§ **Written problem**:
Find each line containing the string "cable" and return it.

§ **Extracted material**:

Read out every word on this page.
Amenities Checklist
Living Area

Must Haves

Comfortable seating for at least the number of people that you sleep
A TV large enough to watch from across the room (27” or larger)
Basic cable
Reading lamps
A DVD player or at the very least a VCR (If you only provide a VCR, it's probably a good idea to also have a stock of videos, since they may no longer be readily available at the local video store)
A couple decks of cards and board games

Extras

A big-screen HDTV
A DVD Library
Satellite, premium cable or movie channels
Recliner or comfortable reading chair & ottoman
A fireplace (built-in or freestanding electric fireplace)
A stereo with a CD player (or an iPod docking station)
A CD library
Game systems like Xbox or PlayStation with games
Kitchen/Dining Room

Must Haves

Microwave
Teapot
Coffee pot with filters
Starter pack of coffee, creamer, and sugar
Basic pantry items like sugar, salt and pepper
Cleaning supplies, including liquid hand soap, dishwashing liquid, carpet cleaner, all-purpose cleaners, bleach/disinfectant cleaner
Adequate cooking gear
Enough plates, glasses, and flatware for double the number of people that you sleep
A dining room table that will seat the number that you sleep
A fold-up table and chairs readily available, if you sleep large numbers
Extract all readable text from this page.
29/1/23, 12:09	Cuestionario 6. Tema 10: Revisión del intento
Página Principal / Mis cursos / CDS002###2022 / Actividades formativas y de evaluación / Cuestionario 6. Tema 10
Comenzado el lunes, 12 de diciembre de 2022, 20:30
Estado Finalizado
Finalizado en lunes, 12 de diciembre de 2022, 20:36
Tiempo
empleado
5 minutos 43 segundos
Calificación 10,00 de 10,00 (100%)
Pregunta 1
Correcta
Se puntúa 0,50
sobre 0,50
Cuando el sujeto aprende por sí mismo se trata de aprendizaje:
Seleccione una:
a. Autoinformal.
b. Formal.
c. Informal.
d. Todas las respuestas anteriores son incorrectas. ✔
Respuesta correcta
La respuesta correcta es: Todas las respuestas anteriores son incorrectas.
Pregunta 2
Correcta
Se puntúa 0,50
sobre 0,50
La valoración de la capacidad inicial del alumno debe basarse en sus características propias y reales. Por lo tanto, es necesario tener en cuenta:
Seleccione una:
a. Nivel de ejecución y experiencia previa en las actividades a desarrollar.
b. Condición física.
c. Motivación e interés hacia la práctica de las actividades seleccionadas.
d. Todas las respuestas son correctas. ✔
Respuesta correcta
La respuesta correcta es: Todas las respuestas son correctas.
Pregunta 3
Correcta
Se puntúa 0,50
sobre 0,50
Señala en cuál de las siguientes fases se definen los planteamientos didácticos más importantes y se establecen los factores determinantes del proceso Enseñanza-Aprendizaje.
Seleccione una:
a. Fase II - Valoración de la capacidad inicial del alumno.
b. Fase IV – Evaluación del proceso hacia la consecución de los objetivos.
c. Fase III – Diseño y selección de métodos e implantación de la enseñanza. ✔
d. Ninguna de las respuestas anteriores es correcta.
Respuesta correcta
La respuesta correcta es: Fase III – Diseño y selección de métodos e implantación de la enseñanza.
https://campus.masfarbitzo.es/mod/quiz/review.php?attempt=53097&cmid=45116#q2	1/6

§ **Task response**:
Basic cable
Satellite, premium cable or movie channels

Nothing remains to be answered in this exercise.